-- start of Data entries --

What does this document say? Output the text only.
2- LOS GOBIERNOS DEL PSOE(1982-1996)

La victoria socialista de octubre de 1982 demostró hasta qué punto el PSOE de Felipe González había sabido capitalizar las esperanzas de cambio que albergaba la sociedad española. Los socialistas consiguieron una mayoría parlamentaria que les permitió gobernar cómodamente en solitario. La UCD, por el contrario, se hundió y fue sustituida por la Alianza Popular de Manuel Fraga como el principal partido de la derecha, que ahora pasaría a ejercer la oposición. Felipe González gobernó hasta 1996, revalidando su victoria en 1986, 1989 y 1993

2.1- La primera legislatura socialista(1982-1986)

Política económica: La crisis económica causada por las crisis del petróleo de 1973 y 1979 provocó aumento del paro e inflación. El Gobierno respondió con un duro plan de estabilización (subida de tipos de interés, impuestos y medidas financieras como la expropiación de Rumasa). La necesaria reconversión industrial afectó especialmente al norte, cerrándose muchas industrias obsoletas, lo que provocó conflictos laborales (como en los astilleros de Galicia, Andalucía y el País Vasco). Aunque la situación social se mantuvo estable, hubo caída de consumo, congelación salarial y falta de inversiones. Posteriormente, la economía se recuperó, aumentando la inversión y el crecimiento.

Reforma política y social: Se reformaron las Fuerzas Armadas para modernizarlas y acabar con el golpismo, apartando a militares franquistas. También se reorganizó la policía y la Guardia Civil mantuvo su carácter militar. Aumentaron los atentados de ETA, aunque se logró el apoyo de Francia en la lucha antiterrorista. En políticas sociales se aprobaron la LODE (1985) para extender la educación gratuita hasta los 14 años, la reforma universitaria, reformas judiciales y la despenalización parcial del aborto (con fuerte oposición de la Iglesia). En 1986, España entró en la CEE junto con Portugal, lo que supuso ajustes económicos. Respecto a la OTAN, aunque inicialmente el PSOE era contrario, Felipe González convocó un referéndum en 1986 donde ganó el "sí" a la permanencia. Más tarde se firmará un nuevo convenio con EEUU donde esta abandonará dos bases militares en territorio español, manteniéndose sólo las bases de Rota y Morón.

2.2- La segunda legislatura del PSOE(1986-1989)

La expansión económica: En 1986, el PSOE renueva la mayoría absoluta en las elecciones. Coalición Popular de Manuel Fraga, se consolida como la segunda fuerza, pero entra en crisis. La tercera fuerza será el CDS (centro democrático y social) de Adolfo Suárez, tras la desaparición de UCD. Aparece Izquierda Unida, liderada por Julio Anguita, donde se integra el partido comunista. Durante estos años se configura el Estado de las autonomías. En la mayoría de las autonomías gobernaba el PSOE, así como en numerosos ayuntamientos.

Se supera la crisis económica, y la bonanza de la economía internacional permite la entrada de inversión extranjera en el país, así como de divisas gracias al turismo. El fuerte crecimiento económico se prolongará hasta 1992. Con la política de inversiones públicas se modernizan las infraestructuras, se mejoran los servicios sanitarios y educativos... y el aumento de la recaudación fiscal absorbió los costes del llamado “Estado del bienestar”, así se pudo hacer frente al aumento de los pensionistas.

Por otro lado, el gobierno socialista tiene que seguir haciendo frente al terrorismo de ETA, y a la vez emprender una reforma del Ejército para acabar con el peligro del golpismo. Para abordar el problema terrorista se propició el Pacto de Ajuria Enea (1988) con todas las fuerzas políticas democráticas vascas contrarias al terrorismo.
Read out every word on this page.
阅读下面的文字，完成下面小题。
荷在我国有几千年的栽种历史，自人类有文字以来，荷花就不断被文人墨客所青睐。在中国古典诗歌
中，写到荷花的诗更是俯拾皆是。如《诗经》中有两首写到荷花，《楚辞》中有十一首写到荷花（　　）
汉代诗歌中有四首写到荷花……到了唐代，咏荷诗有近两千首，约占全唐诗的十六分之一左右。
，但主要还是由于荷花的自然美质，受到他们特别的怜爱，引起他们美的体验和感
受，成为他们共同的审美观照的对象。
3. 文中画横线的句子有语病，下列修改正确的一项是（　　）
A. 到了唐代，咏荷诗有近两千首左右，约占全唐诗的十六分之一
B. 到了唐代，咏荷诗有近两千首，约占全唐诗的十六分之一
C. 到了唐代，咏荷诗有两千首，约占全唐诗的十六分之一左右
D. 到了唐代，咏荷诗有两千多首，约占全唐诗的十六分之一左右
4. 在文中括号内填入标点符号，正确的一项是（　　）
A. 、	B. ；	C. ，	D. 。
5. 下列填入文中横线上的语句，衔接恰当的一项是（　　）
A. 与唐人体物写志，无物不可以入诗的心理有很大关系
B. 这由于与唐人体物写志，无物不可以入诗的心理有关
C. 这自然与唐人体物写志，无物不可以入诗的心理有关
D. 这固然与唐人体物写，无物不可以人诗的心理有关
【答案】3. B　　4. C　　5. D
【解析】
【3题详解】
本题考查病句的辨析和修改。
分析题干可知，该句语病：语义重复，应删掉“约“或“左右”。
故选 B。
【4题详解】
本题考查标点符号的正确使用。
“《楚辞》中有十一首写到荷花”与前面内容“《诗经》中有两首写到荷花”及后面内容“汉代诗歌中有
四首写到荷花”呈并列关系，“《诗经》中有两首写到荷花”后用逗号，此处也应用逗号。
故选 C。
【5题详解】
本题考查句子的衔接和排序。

-- end of Data entries --

*Instruction*
Using the records above, please retype only the run of lines from the line holding "Read out every word on this page." through the last line, both ends included.

*Correct response*
Read out every word on this page.
阅读下面的文字，完成下面小题。
荷在我国有几千年的栽种历史，自人类有文字以来，荷花就不断被文人墨客所青睐。在中国古典诗歌
中，写到荷花的诗更是俯拾皆是。如《诗经》中有两首写到荷花，《楚辞》中有十一首写到荷花（　　）
汉代诗歌中有四首写到荷花……到了唐代，咏荷诗有近两千首，约占全唐诗的十六分之一左右。
，但主要还是由于荷花的自然美质，受到他们特别的怜爱，引起他们美的体验和感
受，成为他们共同的审美观照的对象。
3. 文中画横线的句子有语病，下列修改正确的一项是（　　）
A. 到了唐代，咏荷诗有近两千首左右，约占全唐诗的十六分之一
B. 到了唐代，咏荷诗有近两千首，约占全唐诗的十六分之一
C. 到了唐代，咏荷诗有两千首，约占全唐诗的十六分之一左右
D. 到了唐代，咏荷诗有两千多首，约占全唐诗的十六分之一左右
4. 在文中括号内填入标点符号，正确的一项是（　　）
A. 、	B. ；	C. ，	D. 。
5. 下列填入文中横线上的语句，衔接恰当的一项是（　　）
A. 与唐人体物写志，无物不可以入诗的心理有很大关系
B. 这由于与唐人体物写志，无物不可以入诗的心理有关
C. 这自然与唐人体物写志，无物不可以入诗的心理有关
D. 这固然与唐人体物写，无物不可以人诗的心理有关
【答案】3. B　　4. C　　5. D
【解析】
【3题详解】
本题考查病句的辨析和修改。
分析题干可知，该句语病：语义重复，应删掉“约“或“左右”。
故选 B。
【4题详解】
本题考查标点符号的正确使用。
“《楚辞》中有十一首写到荷花”与前面内容“《诗经》中有两首写到荷花”及后面内容“汉代诗歌中有
四首写到荷花”呈并列关系，“《诗经》中有两首写到荷花”后用逗号，此处也应用逗号。
故选 C。
【5题详解】
本题考查句子的衔接和排序。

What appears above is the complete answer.